[Saved data entries]
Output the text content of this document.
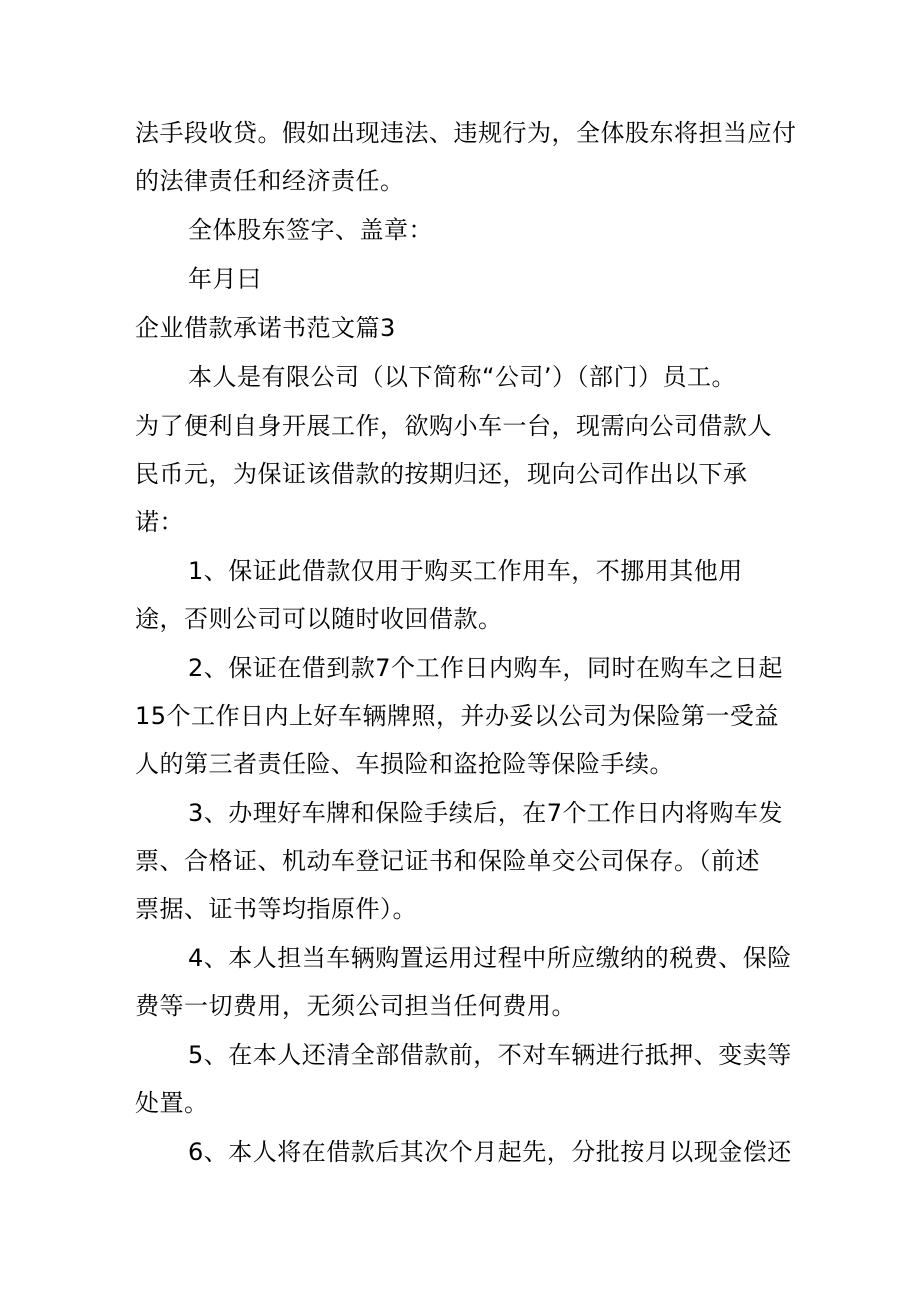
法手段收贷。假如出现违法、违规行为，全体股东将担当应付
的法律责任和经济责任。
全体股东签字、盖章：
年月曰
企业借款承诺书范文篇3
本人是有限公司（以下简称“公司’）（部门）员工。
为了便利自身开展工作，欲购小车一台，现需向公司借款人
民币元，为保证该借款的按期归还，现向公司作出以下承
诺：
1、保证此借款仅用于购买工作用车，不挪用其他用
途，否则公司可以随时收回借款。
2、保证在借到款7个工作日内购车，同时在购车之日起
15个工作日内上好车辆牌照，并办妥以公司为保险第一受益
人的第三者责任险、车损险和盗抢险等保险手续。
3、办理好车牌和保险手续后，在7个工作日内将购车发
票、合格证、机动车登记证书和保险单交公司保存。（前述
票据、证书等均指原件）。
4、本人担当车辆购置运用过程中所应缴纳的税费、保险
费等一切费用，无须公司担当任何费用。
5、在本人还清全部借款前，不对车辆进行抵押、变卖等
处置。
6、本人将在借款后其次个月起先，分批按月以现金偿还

▶ SET TASK
Every entry must be transcribed exactly. Pictures do not belong in the copy.

▶ SOLUTION FOR THIS PROBLEM
Output the text content of this document.
法手段收贷。假如出现违法、违规行为，全体股东将担当应付
的法律责任和经济责任。
全体股东签字、盖章：
年月曰
企业借款承诺书范文篇3
本人是有限公司（以下简称“公司’）（部门）员工。
为了便利自身开展工作，欲购小车一台，现需向公司借款人
民币元，为保证该借款的按期归还，现向公司作出以下承
诺：
1、保证此借款仅用于购买工作用车，不挪用其他用
途，否则公司可以随时收回借款。
2、保证在借到款7个工作日内购车，同时在购车之日起
15个工作日内上好车辆牌照，并办妥以公司为保险第一受益
人的第三者责任险、车损险和盗抢险等保险手续。
3、办理好车牌和保险手续后，在7个工作日内将购车发
票、合格证、机动车登记证书和保险单交公司保存。（前述
票据、证书等均指原件）。
4、本人担当车辆购置运用过程中所应缴纳的税费、保险
费等一切费用，无须公司担当任何费用。
5、在本人还清全部借款前，不对车辆进行抵押、变卖等
处置。
6、本人将在借款后其次个月起先，分批按月以现金偿还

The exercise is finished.